### WHAT YOU ARE ASKED TO DO:
Among the entries, which lines carry the string "title"? Copy each of them.

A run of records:

..........

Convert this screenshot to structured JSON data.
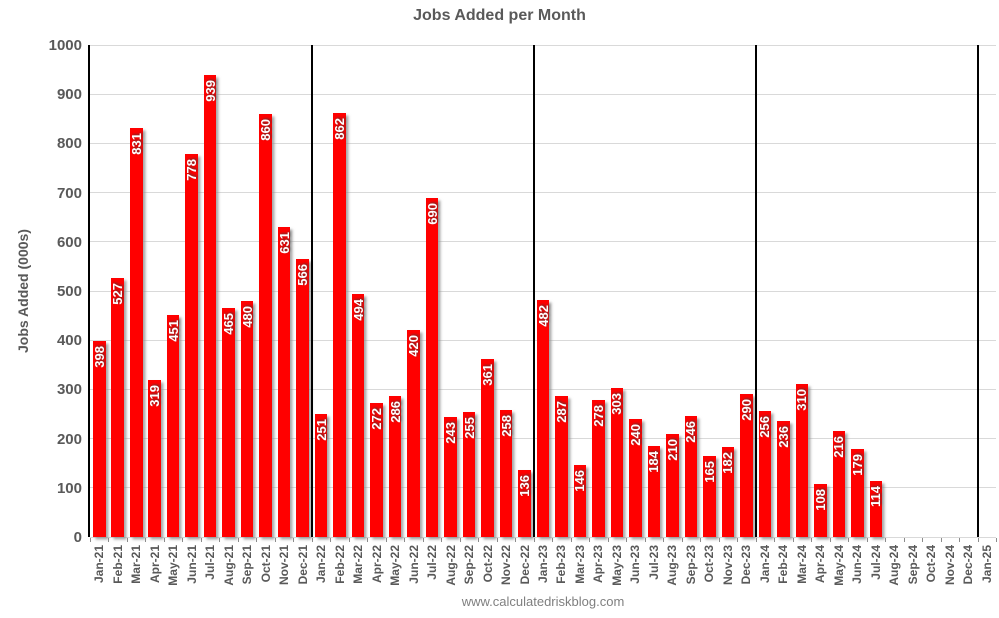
{
  "chart_data": {
    "type": "bar",
    "title": "Jobs Added per Month",
    "ylabel": "Jobs Added (000s)",
    "xlabel": "",
    "source": "www.calculatedriskblog.com",
    "ylim": [
      0,
      1000
    ],
    "ytick_step": 100,
    "grid": "horizontal",
    "legend": "none",
    "bar_color": "#ff0000",
    "value_label_color": "#ffffff",
    "year_divider_rule": "vertical black line after each December category",
    "categories": [
      "Jan-21",
      "Feb-21",
      "Mar-21",
      "Apr-21",
      "May-21",
      "Jun-21",
      "Jul-21",
      "Aug-21",
      "Sep-21",
      "Oct-21",
      "Nov-21",
      "Dec-21",
      "Jan-22",
      "Feb-22",
      "Mar-22",
      "Apr-22",
      "May-22",
      "Jun-22",
      "Jul-22",
      "Aug-22",
      "Sep-22",
      "Oct-22",
      "Nov-22",
      "Dec-22",
      "Jan-23",
      "Feb-23",
      "Mar-23",
      "Apr-23",
      "May-23",
      "Jun-23",
      "Jul-23",
      "Aug-23",
      "Sep-23",
      "Oct-23",
      "Nov-23",
      "Dec-23",
      "Jan-24",
      "Feb-24",
      "Mar-24",
      "Apr-24",
      "May-24",
      "Jun-24",
      "Jul-24",
      "Aug-24",
      "Sep-24",
      "Oct-24",
      "Nov-24",
      "Dec-24",
      "Jan-25"
    ],
    "values": [
      398,
      527,
      831,
      319,
      451,
      778,
      939,
      465,
      480,
      860,
      631,
      566,
      251,
      862,
      494,
      272,
      286,
      420,
      690,
      243,
      255,
      361,
      258,
      136,
      482,
      287,
      146,
      278,
      303,
      240,
      184,
      210,
      246,
      165,
      182,
      290,
      256,
      236,
      310,
      108,
      216,
      179,
      114,
      null,
      null,
      null,
      null,
      null,
      null
    ]
  }
}
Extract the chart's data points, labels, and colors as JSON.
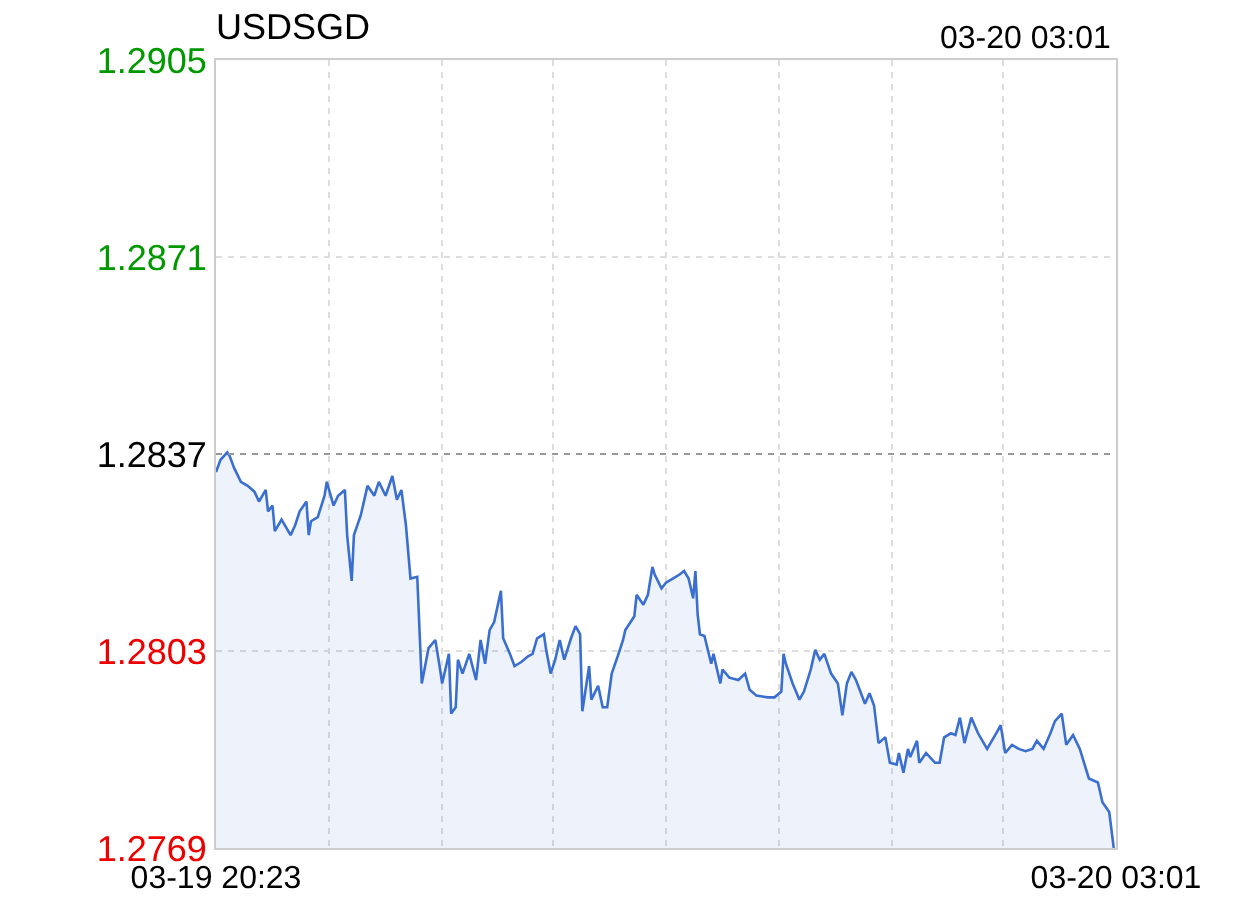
{
  "chart_data": {
    "type": "area",
    "title": "USDSGD",
    "annotations": [
      "03-20 03:01"
    ],
    "x": [
      "--03-19T20:23",
      "--03-19T20:25",
      "--03-19T20:28",
      "--03-19T20:29",
      "--03-19T20:31",
      "--03-19T20:34",
      "--03-19T20:37",
      "--03-19T20:40",
      "--03-19T20:42",
      "--03-19T20:45",
      "--03-19T20:46",
      "--03-19T20:48",
      "--03-19T20:49",
      "--03-19T20:52",
      "--03-19T20:56",
      "--03-19T20:58",
      "--03-19T21:00",
      "--03-19T21:03",
      "--03-19T21:04",
      "--03-19T21:05",
      "--03-19T21:08",
      "--03-19T21:11",
      "--03-19T21:12",
      "--03-19T21:15",
      "--03-19T21:17",
      "--03-19T21:20",
      "--03-19T21:21",
      "--03-19T21:23",
      "--03-19T21:24",
      "--03-19T21:27",
      "--03-19T21:30",
      "--03-19T21:33",
      "--03-19T21:35",
      "--03-19T21:38",
      "--03-19T21:41",
      "--03-19T21:43",
      "--03-19T21:45",
      "--03-19T21:47",
      "--03-19T21:49",
      "--03-19T21:52",
      "--03-19T21:54",
      "--03-19T21:57",
      "--03-19T22:00",
      "--03-19T22:02",
      "--03-19T22:03",
      "--03-19T22:06",
      "--03-19T22:07",
      "--03-19T22:09",
      "--03-19T22:10",
      "--03-19T22:12",
      "--03-19T22:15",
      "--03-19T22:18",
      "--03-19T22:20",
      "--03-19T22:22",
      "--03-19T22:24",
      "--03-19T22:26",
      "--03-19T22:29",
      "--03-19T22:30",
      "--03-19T22:33",
      "--03-19T22:35",
      "--03-19T22:38",
      "--03-19T22:41",
      "--03-19T22:43",
      "--03-19T22:45",
      "--03-19T22:48",
      "--03-19T22:49",
      "--03-19T22:51",
      "--03-19T22:53",
      "--03-19T22:55",
      "--03-19T22:57",
      "--03-19T23:00",
      "--03-19T23:02",
      "--03-19T23:04",
      "--03-19T23:05",
      "--03-19T23:08",
      "--03-19T23:09",
      "--03-19T23:12",
      "--03-19T23:14",
      "--03-19T23:16",
      "--03-19T23:18",
      "--03-19T23:21",
      "--03-19T23:23",
      "--03-19T23:24",
      "--03-19T23:28",
      "--03-19T23:29",
      "--03-19T23:32",
      "--03-19T23:34",
      "--03-19T23:36",
      "--03-19T23:37",
      "--03-19T23:40",
      "--03-19T23:42",
      "--03-19T23:45",
      "--03-19T23:48",
      "--03-19T23:50",
      "--03-19T23:52",
      "--03-19T23:54",
      "--03-19T23:55",
      "--03-19T23:56",
      "--03-19T23:57",
      "--03-19T23:59",
      "--03-20T00:02",
      "--03-20T00:03",
      "--03-20T00:06",
      "--03-20T00:07",
      "--03-20T00:10",
      "--03-20T00:14",
      "--03-20T00:17",
      "--03-20T00:19",
      "--03-20T00:22",
      "--03-20T00:27",
      "--03-20T00:30",
      "--03-20T00:33",
      "--03-20T00:34",
      "--03-20T00:35",
      "--03-20T00:38",
      "--03-20T00:41",
      "--03-20T00:43",
      "--03-20T00:46",
      "--03-20T00:48",
      "--03-20T00:50",
      "--03-20T00:52",
      "--03-20T00:55",
      "--03-20T00:58",
      "--03-20T01:00",
      "--03-20T01:02",
      "--03-20T01:04",
      "--03-20T01:06",
      "--03-20T01:10",
      "--03-20T01:12",
      "--03-20T01:14",
      "--03-20T01:16",
      "--03-20T01:19",
      "--03-20T01:21",
      "--03-20T01:24",
      "--03-20T01:25",
      "--03-20T01:27",
      "--03-20T01:29",
      "--03-20T01:30",
      "--03-20T01:33",
      "--03-20T01:34",
      "--03-20T01:37",
      "--03-20T01:41",
      "--03-20T01:43",
      "--03-20T01:45",
      "--03-20T01:48",
      "--03-20T01:50",
      "--03-20T01:52",
      "--03-20T01:54",
      "--03-20T01:57",
      "--03-20T02:00",
      "--03-20T02:04",
      "--03-20T02:08",
      "--03-20T02:10",
      "--03-20T02:12",
      "--03-20T02:15",
      "--03-20T02:18",
      "--03-20T02:21",
      "--03-20T02:24",
      "--03-20T02:26",
      "--03-20T02:29",
      "--03-20T02:32",
      "--03-20T02:34",
      "--03-20T02:37",
      "--03-20T02:39",
      "--03-20T02:42",
      "--03-20T02:45",
      "--03-20T02:49",
      "--03-20T02:53",
      "--03-20T02:55",
      "--03-20T02:58",
      "--03-20T03:00"
    ],
    "series": [
      {
        "color": "#3b6fcf",
        "values": [
          1.28339,
          1.2836,
          1.28373,
          1.28367,
          1.28346,
          1.28322,
          1.28315,
          1.28305,
          1.28288,
          1.28308,
          1.28271,
          1.28281,
          1.28237,
          1.28257,
          1.2823,
          1.28247,
          1.28271,
          1.28288,
          1.2823,
          1.28254,
          1.28261,
          1.28298,
          1.28322,
          1.28281,
          1.28298,
          1.28308,
          1.2823,
          1.28151,
          1.2823,
          1.28264,
          1.28315,
          1.28298,
          1.28322,
          1.28298,
          1.28332,
          1.28291,
          1.28308,
          1.28247,
          1.28155,
          1.28158,
          1.27974,
          1.28035,
          1.28049,
          1.28001,
          1.27974,
          1.28025,
          1.27922,
          1.27933,
          1.28015,
          1.27991,
          1.28025,
          1.2798,
          1.28049,
          1.28008,
          1.28066,
          1.2808,
          1.28134,
          1.28052,
          1.28025,
          1.28004,
          1.28011,
          1.28021,
          1.28025,
          1.28052,
          1.28059,
          1.28032,
          1.27991,
          1.28015,
          1.28049,
          1.28015,
          1.28052,
          1.28073,
          1.28059,
          1.27926,
          1.28004,
          1.27946,
          1.2797,
          1.27933,
          1.27933,
          1.27991,
          1.28025,
          1.28049,
          1.28066,
          1.2809,
          1.28127,
          1.2811,
          1.28127,
          1.28175,
          1.28162,
          1.28138,
          1.28148,
          1.28155,
          1.28162,
          1.28168,
          1.28155,
          1.28121,
          1.28168,
          1.28093,
          1.28059,
          1.28056,
          1.28008,
          1.28025,
          1.27974,
          1.27998,
          1.27984,
          1.2798,
          1.27991,
          1.27963,
          1.27953,
          1.2795,
          1.2795,
          1.2796,
          1.28025,
          1.28008,
          1.27974,
          1.27946,
          1.2796,
          1.27998,
          1.28032,
          1.28015,
          1.28025,
          1.27991,
          1.27974,
          1.27919,
          1.27974,
          1.27994,
          1.2798,
          1.27939,
          1.27957,
          1.27936,
          1.27871,
          1.27881,
          1.27837,
          1.27834,
          1.27854,
          1.2782,
          1.27861,
          1.27847,
          1.27875,
          1.27837,
          1.27854,
          1.27837,
          1.27837,
          1.27881,
          1.27888,
          1.27885,
          1.27915,
          1.27871,
          1.27915,
          1.27888,
          1.27861,
          1.27888,
          1.27902,
          1.27854,
          1.27868,
          1.27861,
          1.27857,
          1.27861,
          1.27875,
          1.27861,
          1.27888,
          1.27909,
          1.27922,
          1.27868,
          1.27885,
          1.27861,
          1.2781,
          1.27803,
          1.27769,
          1.27752,
          1.2769
        ]
      }
    ],
    "xlim": [
      "--03-19T20:23",
      "--03-20T03:01"
    ],
    "xticks": [
      {
        "value": "--03-19T20:23",
        "label": "03-19 20:23"
      },
      {
        "value": "--03-19T21:13",
        "label": null
      },
      {
        "value": "--03-19T22:03",
        "label": null
      },
      {
        "value": "--03-19T22:52",
        "label": null
      },
      {
        "value": "--03-19T23:42",
        "label": null
      },
      {
        "value": "--03-20T00:32",
        "label": null
      },
      {
        "value": "--03-20T01:22",
        "label": null
      },
      {
        "value": "--03-20T02:11",
        "label": null
      },
      {
        "value": "--03-20T03:01",
        "label": "03-20 03:01"
      }
    ],
    "ylim": [
      1.2769,
      1.2905
    ],
    "yticks": [
      1.2769,
      1.2803,
      1.2837,
      1.2871,
      1.2905
    ],
    "ref_lines": [
      {
        "axis": "y",
        "value": 1.2837,
        "color": "#999999",
        "line_style": "dotted"
      }
    ],
    "grid": true
  }
}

..........

### SOLVED EXERCISE:
    "title": "Jobs Added per Month",
    "title": "USDSGD",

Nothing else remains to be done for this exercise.